-- START Records shown --

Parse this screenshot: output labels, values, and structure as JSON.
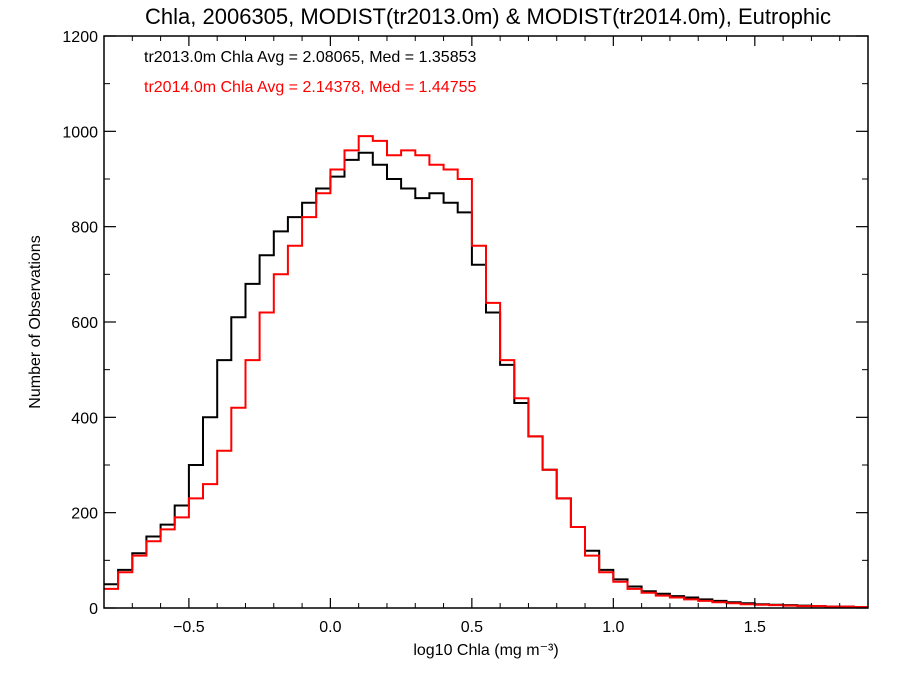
{
  "chart_data": {
    "type": "line",
    "title": "Chla, 2006305, MODIST(tr2013.0m) & MODIST(tr2014.0m), Eutrophic",
    "xlabel": "log10 Chla (mg m⁻³)",
    "ylabel": "Number of Observations",
    "xlim": [
      -0.8,
      1.9
    ],
    "ylim": [
      0,
      1200
    ],
    "xticks": [
      -0.5,
      0.0,
      0.5,
      1.0,
      1.5
    ],
    "xtick_labels": [
      "−0.5",
      "0.0",
      "0.5",
      "1.0",
      "1.5"
    ],
    "yticks": [
      0,
      200,
      400,
      600,
      800,
      1000,
      1200
    ],
    "ytick_labels": [
      "0",
      "200",
      "400",
      "600",
      "800",
      "1000",
      "1200"
    ],
    "grid": false,
    "style": "step",
    "stats": [
      {
        "text": "tr2013.0m Chla Avg = 2.08065, Med = 1.35853",
        "color": "#000000"
      },
      {
        "text": "tr2014.0m Chla Avg = 2.14378, Med = 1.44755",
        "color": "#ff0000"
      }
    ],
    "series": [
      {
        "name": "tr2013.0m",
        "color": "#000000",
        "x": [
          -0.8,
          -0.75,
          -0.7,
          -0.65,
          -0.6,
          -0.55,
          -0.5,
          -0.45,
          -0.4,
          -0.35,
          -0.3,
          -0.25,
          -0.2,
          -0.15,
          -0.1,
          -0.05,
          0.0,
          0.05,
          0.1,
          0.15,
          0.2,
          0.25,
          0.3,
          0.35,
          0.4,
          0.45,
          0.5,
          0.55,
          0.6,
          0.65,
          0.7,
          0.75,
          0.8,
          0.85,
          0.9,
          0.95,
          1.0,
          1.05,
          1.1,
          1.15,
          1.2,
          1.25,
          1.3,
          1.35,
          1.4,
          1.45,
          1.5,
          1.55,
          1.6,
          1.65,
          1.7,
          1.75,
          1.8,
          1.85,
          1.9
        ],
        "y": [
          50,
          80,
          115,
          150,
          175,
          215,
          300,
          400,
          520,
          610,
          680,
          740,
          790,
          820,
          850,
          880,
          905,
          940,
          955,
          930,
          900,
          880,
          860,
          870,
          850,
          830,
          720,
          620,
          510,
          430,
          360,
          290,
          230,
          170,
          120,
          80,
          60,
          45,
          35,
          30,
          25,
          22,
          18,
          15,
          12,
          10,
          8,
          7,
          6,
          5,
          4,
          3,
          3,
          2,
          2
        ]
      },
      {
        "name": "tr2014.0m",
        "color": "#ff0000",
        "x": [
          -0.8,
          -0.75,
          -0.7,
          -0.65,
          -0.6,
          -0.55,
          -0.5,
          -0.45,
          -0.4,
          -0.35,
          -0.3,
          -0.25,
          -0.2,
          -0.15,
          -0.1,
          -0.05,
          0.0,
          0.05,
          0.1,
          0.15,
          0.2,
          0.25,
          0.3,
          0.35,
          0.4,
          0.45,
          0.5,
          0.55,
          0.6,
          0.65,
          0.7,
          0.75,
          0.8,
          0.85,
          0.9,
          0.95,
          1.0,
          1.05,
          1.1,
          1.15,
          1.2,
          1.25,
          1.3,
          1.35,
          1.4,
          1.45,
          1.5,
          1.55,
          1.6,
          1.65,
          1.7,
          1.75,
          1.8,
          1.85,
          1.9
        ],
        "y": [
          40,
          75,
          110,
          140,
          165,
          190,
          230,
          260,
          330,
          420,
          520,
          620,
          700,
          760,
          820,
          870,
          920,
          960,
          990,
          980,
          950,
          960,
          950,
          930,
          920,
          900,
          760,
          640,
          520,
          440,
          360,
          290,
          230,
          170,
          110,
          75,
          55,
          40,
          32,
          26,
          22,
          18,
          15,
          12,
          10,
          8,
          7,
          6,
          5,
          4,
          4,
          3,
          3,
          2,
          2
        ]
      }
    ]
  }
}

-- END Records shown --

Task to carry out »
Can you repeat every record above exactly, apart from the pictures?

Output for this task »
Parse this screenshot: output labels, values, and structure as JSON.
{
  "chart_data": {
    "type": "line",
    "title": "Chla, 2006305, MODIST(tr2013.0m) & MODIST(tr2014.0m), Eutrophic",
    "xlabel": "log10 Chla (mg m⁻³)",
    "ylabel": "Number of Observations",
    "xlim": [
      -0.8,
      1.9
    ],
    "ylim": [
      0,
      1200
    ],
    "xticks": [
      -0.5,
      0.0,
      0.5,
      1.0,
      1.5
    ],
    "xtick_labels": [
      "−0.5",
      "0.0",
      "0.5",
      "1.0",
      "1.5"
    ],
    "yticks": [
      0,
      200,
      400,
      600,
      800,
      1000,
      1200
    ],
    "ytick_labels": [
      "0",
      "200",
      "400",
      "600",
      "800",
      "1000",
      "1200"
    ],
    "grid": false,
    "style": "step",
    "stats": [
      {
        "text": "tr2013.0m Chla Avg = 2.08065, Med = 1.35853",
        "color": "#000000"
      },
      {
        "text": "tr2014.0m Chla Avg = 2.14378, Med = 1.44755",
        "color": "#ff0000"
      }
    ],
    "series": [
      {
        "name": "tr2013.0m",
        "color": "#000000",
        "x": [
          -0.8,
          -0.75,
          -0.7,
          -0.65,
          -0.6,
          -0.55,
          -0.5,
          -0.45,
          -0.4,
          -0.35,
          -0.3,
          -0.25,
          -0.2,
          -0.15,
          -0.1,
          -0.05,
          0.0,
          0.05,
          0.1,
          0.15,
          0.2,
          0.25,
          0.3,
          0.35,
          0.4,
          0.45,
          0.5,
          0.55,
          0.6,
          0.65,
          0.7,
          0.75,
          0.8,
          0.85,
          0.9,
          0.95,
          1.0,
          1.05,
          1.1,
          1.15,
          1.2,
          1.25,
          1.3,
          1.35,
          1.4,
          1.45,
          1.5,
          1.55,
          1.6,
          1.65,
          1.7,
          1.75,
          1.8,
          1.85,
          1.9
        ],
        "y": [
          50,
          80,
          115,
          150,
          175,
          215,
          300,
          400,
          520,
          610,
          680,
          740,
          790,
          820,
          850,
          880,
          905,
          940,
          955,
          930,
          900,
          880,
          860,
          870,
          850,
          830,
          720,
          620,
          510,
          430,
          360,
          290,
          230,
          170,
          120,
          80,
          60,
          45,
          35,
          30,
          25,
          22,
          18,
          15,
          12,
          10,
          8,
          7,
          6,
          5,
          4,
          3,
          3,
          2,
          2
        ]
      },
      {
        "name": "tr2014.0m",
        "color": "#ff0000",
        "x": [
          -0.8,
          -0.75,
          -0.7,
          -0.65,
          -0.6,
          -0.55,
          -0.5,
          -0.45,
          -0.4,
          -0.35,
          -0.3,
          -0.25,
          -0.2,
          -0.15,
          -0.1,
          -0.05,
          0.0,
          0.05,
          0.1,
          0.15,
          0.2,
          0.25,
          0.3,
          0.35,
          0.4,
          0.45,
          0.5,
          0.55,
          0.6,
          0.65,
          0.7,
          0.75,
          0.8,
          0.85,
          0.9,
          0.95,
          1.0,
          1.05,
          1.1,
          1.15,
          1.2,
          1.25,
          1.3,
          1.35,
          1.4,
          1.45,
          1.5,
          1.55,
          1.6,
          1.65,
          1.7,
          1.75,
          1.8,
          1.85,
          1.9
        ],
        "y": [
          40,
          75,
          110,
          140,
          165,
          190,
          230,
          260,
          330,
          420,
          520,
          620,
          700,
          760,
          820,
          870,
          920,
          960,
          990,
          980,
          950,
          960,
          950,
          930,
          920,
          900,
          760,
          640,
          520,
          440,
          360,
          290,
          230,
          170,
          110,
          75,
          55,
          40,
          32,
          26,
          22,
          18,
          15,
          12,
          10,
          8,
          7,
          6,
          5,
          4,
          4,
          3,
          3,
          2,
          2
        ]
      }
    ]
  }
}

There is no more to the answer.